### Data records
━━━━━━━━━━━━━━━━
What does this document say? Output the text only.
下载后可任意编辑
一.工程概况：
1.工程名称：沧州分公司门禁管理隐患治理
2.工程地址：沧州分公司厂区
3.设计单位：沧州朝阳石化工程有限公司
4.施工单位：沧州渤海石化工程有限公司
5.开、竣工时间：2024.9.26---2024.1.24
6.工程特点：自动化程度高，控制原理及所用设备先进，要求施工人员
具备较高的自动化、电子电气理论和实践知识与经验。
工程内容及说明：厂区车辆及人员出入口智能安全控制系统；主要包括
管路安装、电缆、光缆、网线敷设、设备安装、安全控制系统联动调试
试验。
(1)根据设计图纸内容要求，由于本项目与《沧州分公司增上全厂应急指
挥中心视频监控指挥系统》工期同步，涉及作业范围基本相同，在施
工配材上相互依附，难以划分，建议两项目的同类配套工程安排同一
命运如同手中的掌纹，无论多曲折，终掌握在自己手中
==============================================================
━━━━━━━━━━━━━━━━
Repeat every entry word for word.

What does this document say? Output the text only.
下载后可任意编辑
一.工程概况：
1.工程名称：沧州分公司门禁管理隐患治理
2.工程地址：沧州分公司厂区
3.设计单位：沧州朝阳石化工程有限公司
4.施工单位：沧州渤海石化工程有限公司
5.开、竣工时间：2024.9.26---2024.1.24
6.工程特点：自动化程度高，控制原理及所用设备先进，要求施工人员
具备较高的自动化、电子电气理论和实践知识与经验。
工程内容及说明：厂区车辆及人员出入口智能安全控制系统；主要包括
管路安装、电缆、光缆、网线敷设、设备安装、安全控制系统联动调试
试验。
(1)根据设计图纸内容要求，由于本项目与《沧州分公司增上全厂应急指
挥中心视频监控指挥系统》工期同步，涉及作业范围基本相同，在施
工配材上相互依附，难以划分，建议两项目的同类配套工程安排同一
命运如同手中的掌纹，无论多曲折，终掌握在自己手中
==============================================================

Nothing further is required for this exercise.